-- begin Supplied data --

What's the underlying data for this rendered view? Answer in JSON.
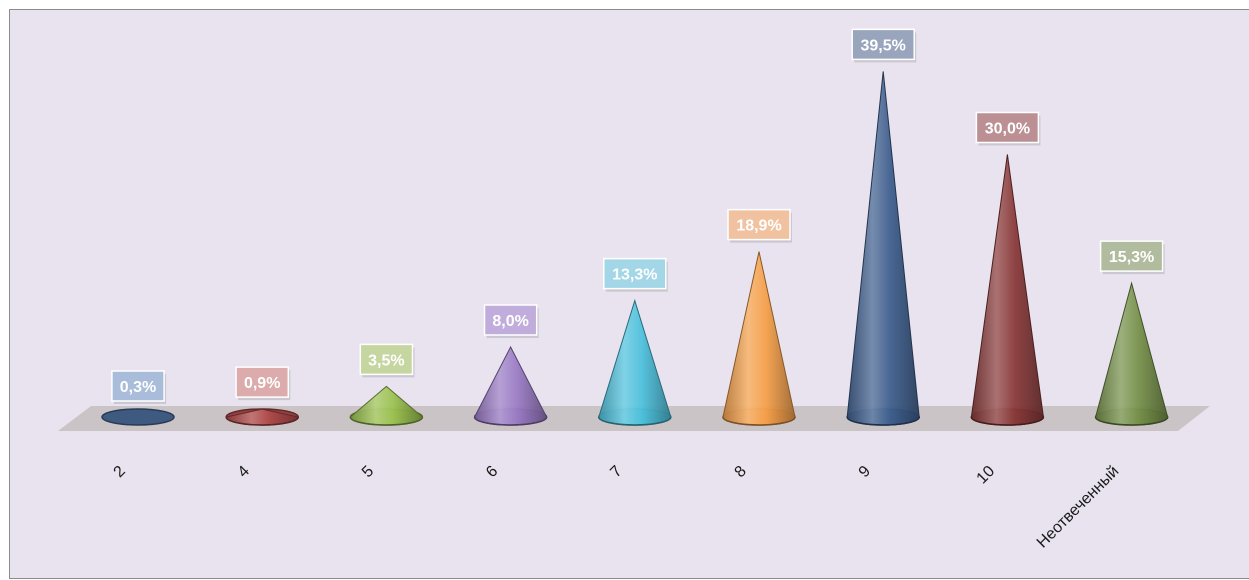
{
  "chart_data": {
    "type": "bar",
    "shape": "cone",
    "categories": [
      "2",
      "4",
      "5",
      "6",
      "7",
      "8",
      "9",
      "10",
      "Неотвеченный"
    ],
    "values": [
      0.3,
      0.9,
      3.5,
      8.0,
      13.3,
      18.9,
      39.5,
      30.0,
      15.3
    ],
    "data_labels": [
      "0,3%",
      "0,9%",
      "3,5%",
      "8,0%",
      "13,3%",
      "18,9%",
      "39,5%",
      "30,0%",
      "15,3%"
    ],
    "value_unit": "%",
    "ylim": [
      0,
      40
    ],
    "grid": false,
    "legend": "none",
    "title": "",
    "xlabel": "",
    "ylabel": "",
    "colors": [
      "#4a6a98",
      "#b04b4b",
      "#9cc251",
      "#9a7bc4",
      "#4ec1dc",
      "#f5a04a",
      "#3f5f8e",
      "#8a3a3a",
      "#76914a"
    ],
    "label_box_colors": [
      "#a9bcd9",
      "#dcabab",
      "#c6d6a0",
      "#c0addb",
      "#a3d6e6",
      "#f0c2a0",
      "#98a5bd",
      "#bb8f93",
      "#b1bb9d"
    ],
    "background_color": "#e8e3ee",
    "floor_color": "#cbc4c7"
  }
}
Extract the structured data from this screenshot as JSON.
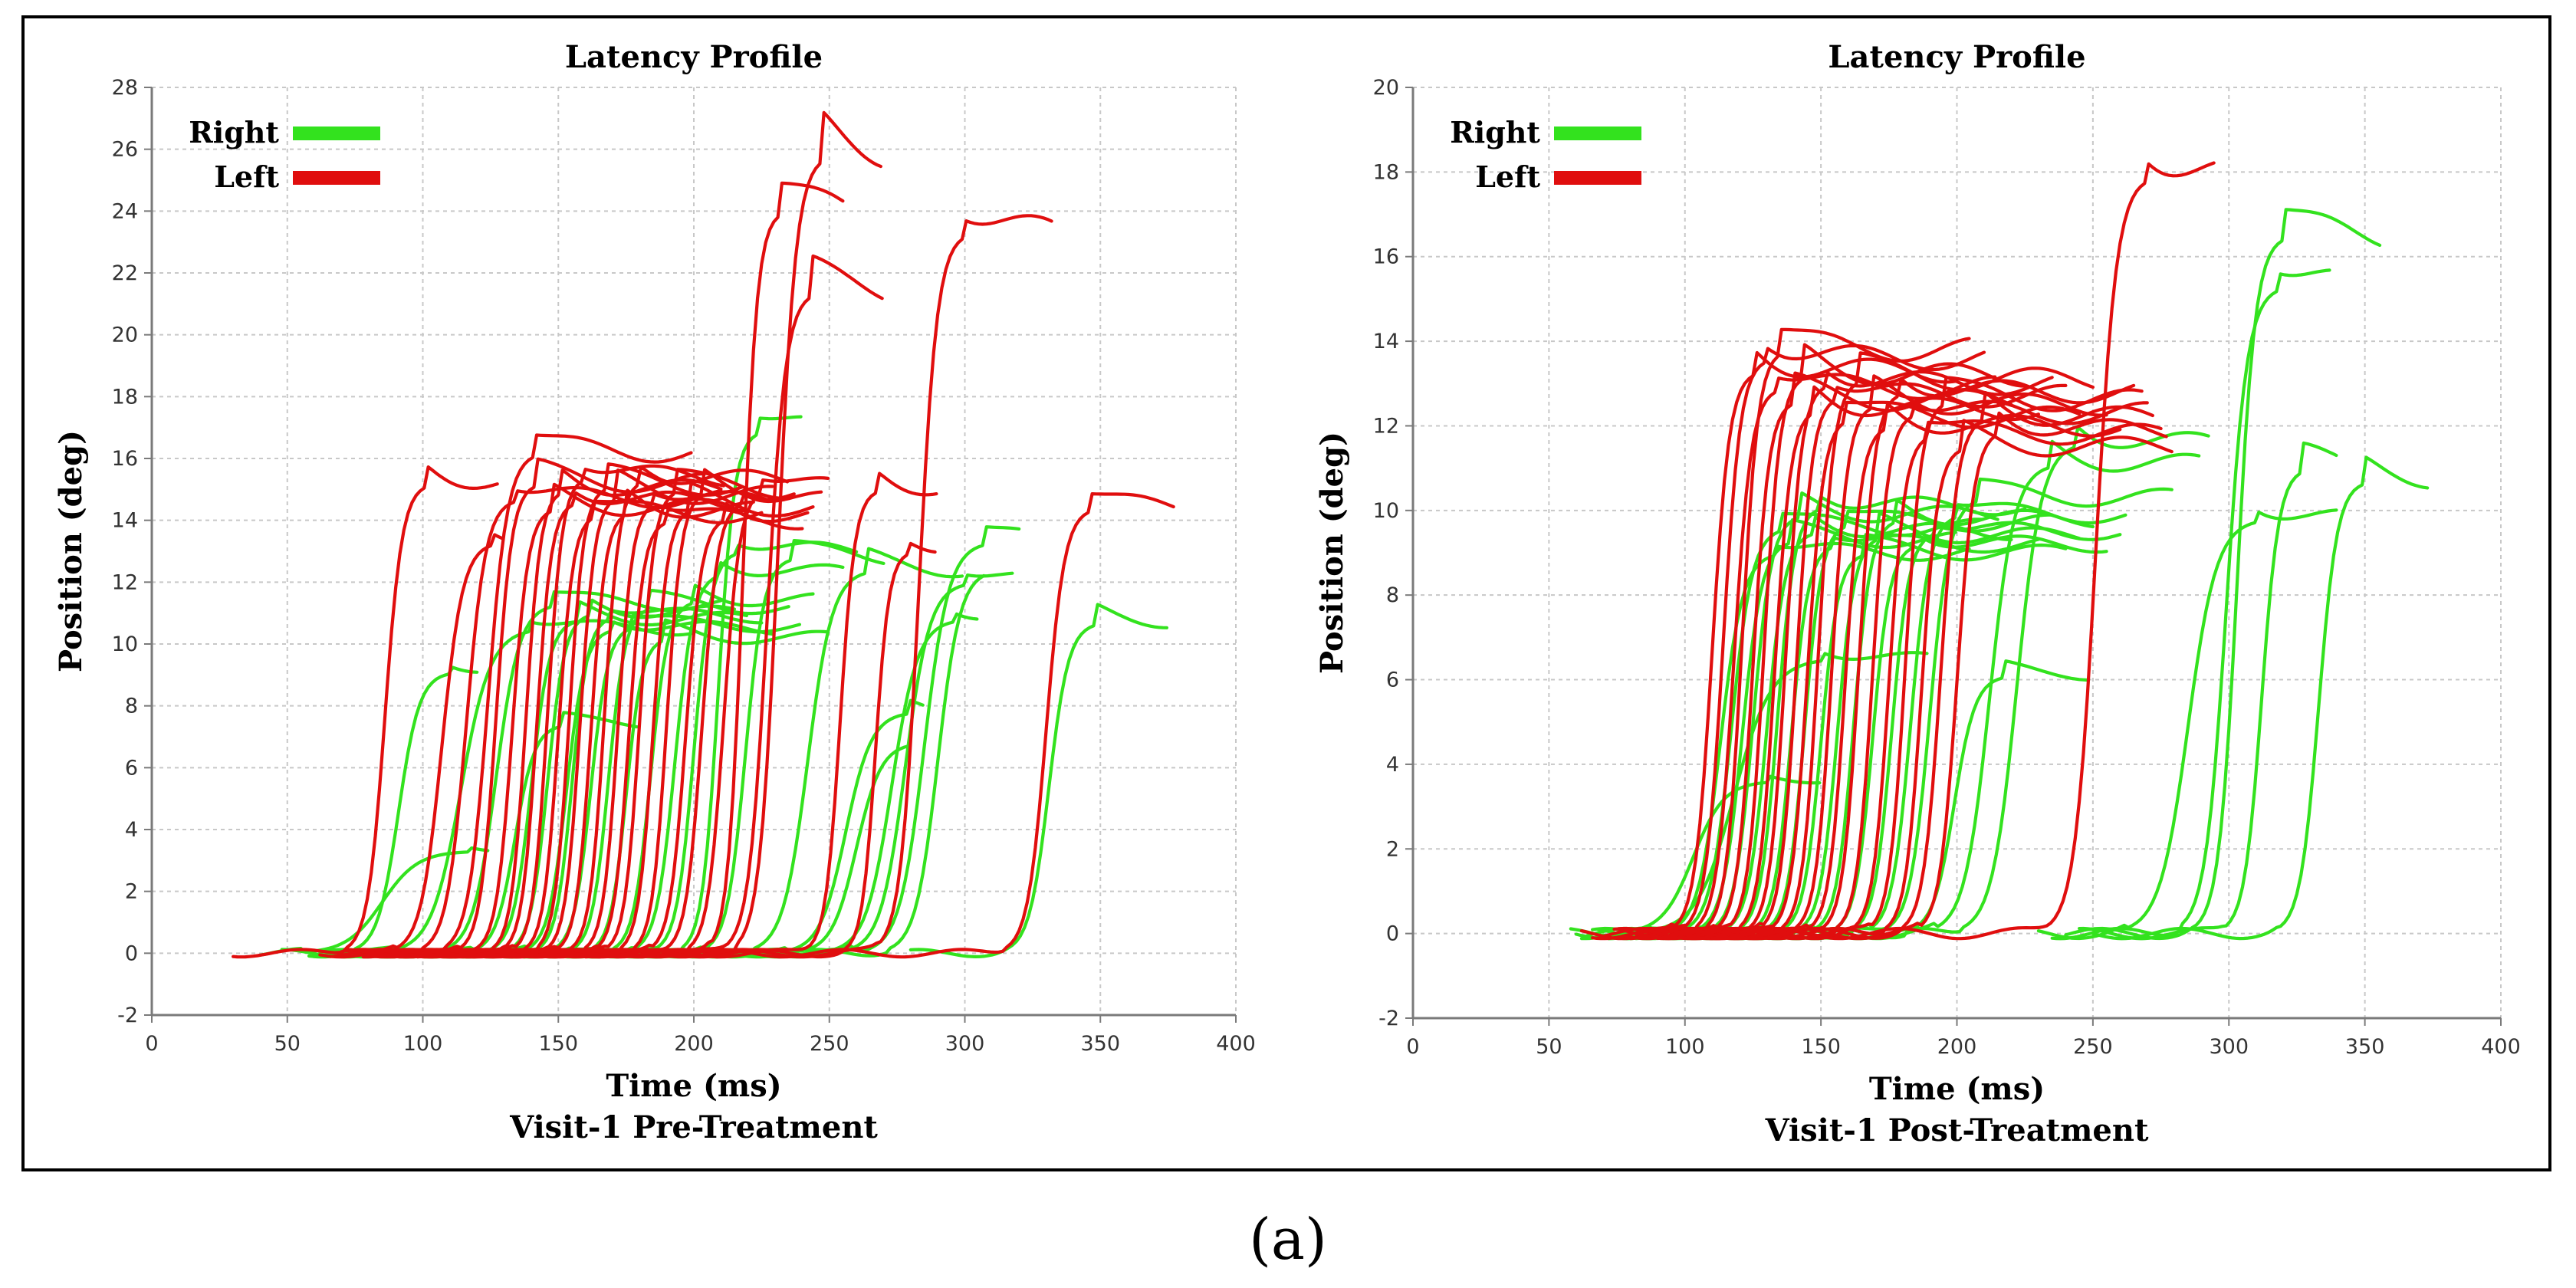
{
  "figure": {
    "caption": "(a)"
  },
  "colors": {
    "right": "#33e21e",
    "left": "#e00e0e",
    "grid": "#c8c8c8",
    "axis": "#7a7a7a"
  },
  "chart_data": [
    {
      "type": "line",
      "title": "Latency Profile",
      "xlabel": "Time (ms)",
      "subtitle": "Visit-1 Pre-Treatment",
      "ylabel": "Position (deg)",
      "xlim": [
        0,
        400
      ],
      "ylim": [
        -2,
        28
      ],
      "xticks": [
        0,
        50,
        100,
        150,
        200,
        250,
        300,
        350,
        400
      ],
      "yticks": [
        -2,
        0,
        2,
        4,
        6,
        8,
        10,
        12,
        14,
        16,
        18,
        20,
        22,
        24,
        26,
        28
      ],
      "grid": true,
      "legend": {
        "position": "top-left",
        "entries": [
          {
            "label": "Right",
            "color": "#33e21e"
          },
          {
            "label": "Left",
            "color": "#e00e0e"
          }
        ]
      },
      "series": [
        {
          "name": "Right",
          "color": "#33e21e",
          "traces": [
            {
              "start": 40,
              "onset": 56,
              "rise": 58,
              "amp": 3.3,
              "end": 125
            },
            {
              "start": 48,
              "onset": 74,
              "rise": 34,
              "amp": 9.1,
              "end": 120
            },
            {
              "start": 58,
              "onset": 90,
              "rise": 48,
              "amp": 10.5,
              "end": 200
            },
            {
              "start": 60,
              "onset": 108,
              "rise": 38,
              "amp": 11.3,
              "end": 210
            },
            {
              "start": 62,
              "onset": 118,
              "rise": 32,
              "amp": 7.4,
              "end": 180
            },
            {
              "start": 65,
              "onset": 125,
              "rise": 30,
              "amp": 10.8,
              "end": 220
            },
            {
              "start": 68,
              "onset": 132,
              "rise": 28,
              "amp": 11.0,
              "end": 215
            },
            {
              "start": 70,
              "onset": 138,
              "rise": 30,
              "amp": 10.5,
              "end": 230
            },
            {
              "start": 72,
              "onset": 142,
              "rise": 26,
              "amp": 10.9,
              "end": 225
            },
            {
              "start": 74,
              "onset": 148,
              "rise": 28,
              "amp": 10.6,
              "end": 240
            },
            {
              "start": 76,
              "onset": 155,
              "rise": 27,
              "amp": 11.2,
              "end": 235
            },
            {
              "start": 80,
              "onset": 162,
              "rise": 26,
              "amp": 10.2,
              "end": 250
            },
            {
              "start": 85,
              "onset": 170,
              "rise": 28,
              "amp": 11.4,
              "end": 245
            },
            {
              "start": 90,
              "onset": 178,
              "rise": 30,
              "amp": 12.3,
              "end": 255
            },
            {
              "start": 95,
              "onset": 186,
              "rise": 28,
              "amp": 13.0,
              "end": 260
            },
            {
              "start": 100,
              "onset": 196,
              "rise": 26,
              "amp": 16.9,
              "end": 240
            },
            {
              "start": 105,
              "onset": 204,
              "rise": 30,
              "amp": 12.8,
              "end": 270
            },
            {
              "start": 110,
              "onset": 222,
              "rise": 40,
              "amp": 12.4,
              "end": 300
            },
            {
              "start": 130,
              "onset": 235,
              "rise": 42,
              "amp": 7.8,
              "end": 285
            },
            {
              "start": 135,
              "onset": 240,
              "rise": 40,
              "amp": 6.8,
              "end": 280
            },
            {
              "start": 150,
              "onset": 252,
              "rise": 42,
              "amp": 10.8,
              "end": 305
            },
            {
              "start": 160,
              "onset": 258,
              "rise": 40,
              "amp": 12.0,
              "end": 318
            },
            {
              "start": 170,
              "onset": 265,
              "rise": 40,
              "amp": 13.3,
              "end": 320
            },
            {
              "start": 175,
              "onset": 272,
              "rise": 36,
              "amp": 12.4,
              "end": 308
            },
            {
              "start": 280,
              "onset": 315,
              "rise": 32,
              "amp": 10.7,
              "end": 375
            }
          ]
        },
        {
          "name": "Left",
          "color": "#e00e0e",
          "traces": [
            {
              "start": 30,
              "onset": 72,
              "rise": 28,
              "amp": 15.2,
              "end": 128
            },
            {
              "start": 62,
              "onset": 90,
              "rise": 34,
              "amp": 13.3,
              "end": 130
            },
            {
              "start": 66,
              "onset": 100,
              "rise": 32,
              "amp": 14.7,
              "end": 210
            },
            {
              "start": 70,
              "onset": 108,
              "rise": 32,
              "amp": 16.2,
              "end": 200
            },
            {
              "start": 72,
              "onset": 114,
              "rise": 26,
              "amp": 15.2,
              "end": 205
            },
            {
              "start": 75,
              "onset": 120,
              "rise": 26,
              "amp": 14.4,
              "end": 215
            },
            {
              "start": 78,
              "onset": 126,
              "rise": 24,
              "amp": 15.0,
              "end": 210
            },
            {
              "start": 80,
              "onset": 130,
              "rise": 24,
              "amp": 14.6,
              "end": 220
            },
            {
              "start": 82,
              "onset": 134,
              "rise": 24,
              "amp": 15.4,
              "end": 212
            },
            {
              "start": 84,
              "onset": 138,
              "rise": 24,
              "amp": 14.2,
              "end": 225
            },
            {
              "start": 86,
              "onset": 142,
              "rise": 24,
              "amp": 15.1,
              "end": 218
            },
            {
              "start": 88,
              "onset": 146,
              "rise": 24,
              "amp": 14.8,
              "end": 230
            },
            {
              "start": 90,
              "onset": 150,
              "rise": 24,
              "amp": 14.3,
              "end": 222
            },
            {
              "start": 92,
              "onset": 155,
              "rise": 24,
              "amp": 15.3,
              "end": 235
            },
            {
              "start": 94,
              "onset": 160,
              "rise": 24,
              "amp": 14.6,
              "end": 228
            },
            {
              "start": 96,
              "onset": 164,
              "rise": 24,
              "amp": 14.0,
              "end": 240
            },
            {
              "start": 98,
              "onset": 168,
              "rise": 24,
              "amp": 15.0,
              "end": 232
            },
            {
              "start": 100,
              "onset": 173,
              "rise": 24,
              "amp": 14.4,
              "end": 245
            },
            {
              "start": 102,
              "onset": 178,
              "rise": 24,
              "amp": 14.9,
              "end": 238
            },
            {
              "start": 104,
              "onset": 184,
              "rise": 26,
              "amp": 14.1,
              "end": 242
            },
            {
              "start": 106,
              "onset": 190,
              "rise": 26,
              "amp": 14.6,
              "end": 248
            },
            {
              "start": 110,
              "onset": 198,
              "rise": 26,
              "amp": 15.0,
              "end": 250
            },
            {
              "start": 120,
              "onset": 206,
              "rise": 24,
              "amp": 24.0,
              "end": 255
            },
            {
              "start": 130,
              "onset": 212,
              "rise": 30,
              "amp": 21.4,
              "end": 270
            },
            {
              "start": 140,
              "onset": 216,
              "rise": 30,
              "amp": 25.8,
              "end": 270
            },
            {
              "start": 150,
              "onset": 242,
              "rise": 24,
              "amp": 15.0,
              "end": 290
            },
            {
              "start": 160,
              "onset": 256,
              "rise": 22,
              "amp": 13.0,
              "end": 290
            },
            {
              "start": 170,
              "onset": 268,
              "rise": 30,
              "amp": 23.3,
              "end": 332
            },
            {
              "start": 200,
              "onset": 315,
              "rise": 30,
              "amp": 14.4,
              "end": 378
            }
          ]
        }
      ]
    },
    {
      "type": "line",
      "title": "Latency Profile",
      "xlabel": "Time (ms)",
      "subtitle": "Visit-1 Post-Treatment",
      "ylabel": "Position (deg)",
      "xlim": [
        0,
        400
      ],
      "ylim": [
        -2,
        20
      ],
      "xticks": [
        0,
        50,
        100,
        150,
        200,
        250,
        300,
        350,
        400
      ],
      "yticks": [
        -2,
        0,
        2,
        4,
        6,
        8,
        10,
        12,
        14,
        16,
        18,
        20
      ],
      "grid": true,
      "legend": {
        "position": "top-left",
        "entries": [
          {
            "label": "Right",
            "color": "#33e21e"
          },
          {
            "label": "Left",
            "color": "#e00e0e"
          }
        ]
      },
      "series": [
        {
          "name": "Right",
          "color": "#33e21e",
          "traces": [
            {
              "start": 58,
              "onset": 78,
              "rise": 50,
              "amp": 3.6,
              "end": 150
            },
            {
              "start": 60,
              "onset": 88,
              "rise": 60,
              "amp": 6.5,
              "end": 190
            },
            {
              "start": 62,
              "onset": 95,
              "rise": 36,
              "amp": 9.0,
              "end": 205
            },
            {
              "start": 64,
              "onset": 100,
              "rise": 34,
              "amp": 9.6,
              "end": 210
            },
            {
              "start": 66,
              "onset": 105,
              "rise": 32,
              "amp": 9.3,
              "end": 200
            },
            {
              "start": 68,
              "onset": 110,
              "rise": 30,
              "amp": 9.9,
              "end": 215
            },
            {
              "start": 70,
              "onset": 115,
              "rise": 30,
              "amp": 9.5,
              "end": 220
            },
            {
              "start": 72,
              "onset": 120,
              "rise": 28,
              "amp": 10.1,
              "end": 225
            },
            {
              "start": 74,
              "onset": 125,
              "rise": 28,
              "amp": 9.2,
              "end": 230
            },
            {
              "start": 76,
              "onset": 130,
              "rise": 28,
              "amp": 9.7,
              "end": 235
            },
            {
              "start": 78,
              "onset": 136,
              "rise": 28,
              "amp": 9.0,
              "end": 240
            },
            {
              "start": 80,
              "onset": 142,
              "rise": 28,
              "amp": 9.4,
              "end": 245
            },
            {
              "start": 82,
              "onset": 148,
              "rise": 28,
              "amp": 9.8,
              "end": 250
            },
            {
              "start": 84,
              "onset": 155,
              "rise": 28,
              "amp": 9.2,
              "end": 255
            },
            {
              "start": 86,
              "onset": 162,
              "rise": 28,
              "amp": 9.5,
              "end": 260
            },
            {
              "start": 88,
              "onset": 168,
              "rise": 30,
              "amp": 9.9,
              "end": 262
            },
            {
              "start": 90,
              "onset": 174,
              "rise": 32,
              "amp": 10.3,
              "end": 280
            },
            {
              "start": 92,
              "onset": 182,
              "rise": 34,
              "amp": 6.1,
              "end": 248
            },
            {
              "start": 94,
              "onset": 192,
              "rise": 40,
              "amp": 11.1,
              "end": 290
            },
            {
              "start": 96,
              "onset": 202,
              "rise": 40,
              "amp": 11.6,
              "end": 293
            },
            {
              "start": 230,
              "onset": 262,
              "rise": 46,
              "amp": 9.8,
              "end": 340
            },
            {
              "start": 235,
              "onset": 282,
              "rise": 34,
              "amp": 15.3,
              "end": 337
            },
            {
              "start": 240,
              "onset": 288,
              "rise": 30,
              "amp": 16.5,
              "end": 356
            },
            {
              "start": 245,
              "onset": 298,
              "rise": 28,
              "amp": 11.0,
              "end": 340
            },
            {
              "start": 250,
              "onset": 318,
              "rise": 30,
              "amp": 10.7,
              "end": 374
            }
          ]
        },
        {
          "name": "Left",
          "color": "#e00e0e",
          "traces": [
            {
              "start": 62,
              "onset": 96,
              "rise": 28,
              "amp": 13.3,
              "end": 200
            },
            {
              "start": 66,
              "onset": 100,
              "rise": 28,
              "amp": 13.6,
              "end": 210
            },
            {
              "start": 70,
              "onset": 104,
              "rise": 28,
              "amp": 12.9,
              "end": 215
            },
            {
              "start": 74,
              "onset": 108,
              "rise": 26,
              "amp": 13.8,
              "end": 205
            },
            {
              "start": 76,
              "onset": 112,
              "rise": 26,
              "amp": 12.6,
              "end": 220
            },
            {
              "start": 78,
              "onset": 116,
              "rise": 26,
              "amp": 13.2,
              "end": 225
            },
            {
              "start": 80,
              "onset": 120,
              "rise": 26,
              "amp": 12.4,
              "end": 230
            },
            {
              "start": 82,
              "onset": 124,
              "rise": 26,
              "amp": 13.0,
              "end": 235
            },
            {
              "start": 84,
              "onset": 128,
              "rise": 26,
              "amp": 12.7,
              "end": 240
            },
            {
              "start": 86,
              "onset": 132,
              "rise": 26,
              "amp": 12.2,
              "end": 245
            },
            {
              "start": 88,
              "onset": 136,
              "rise": 26,
              "amp": 13.1,
              "end": 250
            },
            {
              "start": 90,
              "onset": 141,
              "rise": 26,
              "amp": 12.5,
              "end": 255
            },
            {
              "start": 92,
              "onset": 146,
              "rise": 26,
              "amp": 12.0,
              "end": 260
            },
            {
              "start": 94,
              "onset": 151,
              "rise": 26,
              "amp": 12.8,
              "end": 265
            },
            {
              "start": 96,
              "onset": 156,
              "rise": 26,
              "amp": 12.3,
              "end": 270
            },
            {
              "start": 98,
              "onset": 162,
              "rise": 26,
              "amp": 11.8,
              "end": 275
            },
            {
              "start": 100,
              "onset": 168,
              "rise": 26,
              "amp": 12.6,
              "end": 268
            },
            {
              "start": 102,
              "onset": 174,
              "rise": 26,
              "amp": 11.5,
              "end": 280
            },
            {
              "start": 104,
              "onset": 180,
              "rise": 28,
              "amp": 12.2,
              "end": 272
            },
            {
              "start": 106,
              "onset": 186,
              "rise": 28,
              "amp": 11.9,
              "end": 278
            },
            {
              "start": 110,
              "onset": 234,
              "rise": 34,
              "amp": 17.9,
              "end": 295
            }
          ]
        }
      ]
    }
  ]
}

-- end Supplied data --

Work to complete: Copy all lines of the listing above that contain the string "Treatment".

Written response:
      "subtitle": "Visit-1 Pre-Treatment",
      "subtitle": "Visit-1 Post-Treatment",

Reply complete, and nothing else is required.